##### Stored rows

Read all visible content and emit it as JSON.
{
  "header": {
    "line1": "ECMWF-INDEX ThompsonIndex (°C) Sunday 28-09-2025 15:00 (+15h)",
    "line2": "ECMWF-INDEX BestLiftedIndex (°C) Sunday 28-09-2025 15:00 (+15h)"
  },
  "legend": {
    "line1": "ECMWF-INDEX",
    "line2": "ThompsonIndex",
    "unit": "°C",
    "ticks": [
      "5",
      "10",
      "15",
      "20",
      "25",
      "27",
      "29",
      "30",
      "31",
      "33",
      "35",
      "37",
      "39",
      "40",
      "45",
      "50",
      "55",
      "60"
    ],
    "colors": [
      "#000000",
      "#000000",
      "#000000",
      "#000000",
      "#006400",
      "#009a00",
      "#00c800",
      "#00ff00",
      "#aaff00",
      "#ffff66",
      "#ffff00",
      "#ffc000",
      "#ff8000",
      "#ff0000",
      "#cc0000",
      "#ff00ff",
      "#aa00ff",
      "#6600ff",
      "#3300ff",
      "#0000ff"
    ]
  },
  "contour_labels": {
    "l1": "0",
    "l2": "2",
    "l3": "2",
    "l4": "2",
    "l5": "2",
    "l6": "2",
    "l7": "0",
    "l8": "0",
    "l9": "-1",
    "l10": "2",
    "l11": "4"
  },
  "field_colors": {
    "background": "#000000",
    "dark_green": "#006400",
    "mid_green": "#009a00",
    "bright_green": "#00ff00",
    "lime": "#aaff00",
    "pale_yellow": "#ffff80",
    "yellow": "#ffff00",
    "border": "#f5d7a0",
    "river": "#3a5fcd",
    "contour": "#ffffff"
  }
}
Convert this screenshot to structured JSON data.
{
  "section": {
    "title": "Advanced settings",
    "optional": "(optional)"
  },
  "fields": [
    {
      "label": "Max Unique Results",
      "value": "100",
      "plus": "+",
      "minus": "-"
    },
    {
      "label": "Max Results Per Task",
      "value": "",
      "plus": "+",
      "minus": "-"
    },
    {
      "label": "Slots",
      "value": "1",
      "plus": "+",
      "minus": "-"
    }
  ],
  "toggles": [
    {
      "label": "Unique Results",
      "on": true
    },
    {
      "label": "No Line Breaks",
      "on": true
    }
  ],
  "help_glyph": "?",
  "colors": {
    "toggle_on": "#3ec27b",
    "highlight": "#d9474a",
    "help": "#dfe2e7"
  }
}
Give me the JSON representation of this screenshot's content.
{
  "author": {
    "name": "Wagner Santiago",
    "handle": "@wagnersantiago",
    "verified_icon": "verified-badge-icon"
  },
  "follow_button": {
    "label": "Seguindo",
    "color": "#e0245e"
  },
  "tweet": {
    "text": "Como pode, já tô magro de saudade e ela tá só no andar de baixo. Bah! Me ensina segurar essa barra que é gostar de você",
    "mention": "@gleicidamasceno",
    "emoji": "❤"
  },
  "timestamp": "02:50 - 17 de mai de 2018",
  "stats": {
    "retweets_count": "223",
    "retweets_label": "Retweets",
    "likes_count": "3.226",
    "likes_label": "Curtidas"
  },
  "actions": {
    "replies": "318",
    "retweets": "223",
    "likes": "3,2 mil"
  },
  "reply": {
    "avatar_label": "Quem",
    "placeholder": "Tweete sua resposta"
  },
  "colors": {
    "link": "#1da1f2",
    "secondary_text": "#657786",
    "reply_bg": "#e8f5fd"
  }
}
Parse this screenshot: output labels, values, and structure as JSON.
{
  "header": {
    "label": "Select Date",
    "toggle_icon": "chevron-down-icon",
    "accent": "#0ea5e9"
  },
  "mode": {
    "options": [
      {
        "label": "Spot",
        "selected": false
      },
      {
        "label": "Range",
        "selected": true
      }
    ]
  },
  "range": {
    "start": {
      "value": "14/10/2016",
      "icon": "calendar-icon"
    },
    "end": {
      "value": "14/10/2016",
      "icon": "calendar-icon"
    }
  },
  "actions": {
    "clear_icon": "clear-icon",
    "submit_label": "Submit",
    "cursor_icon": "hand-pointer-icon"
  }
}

##########

In the material above, show every line where the word "Unique" turns up.

      "label": "Max Unique Results",
      "label": "Unique Results",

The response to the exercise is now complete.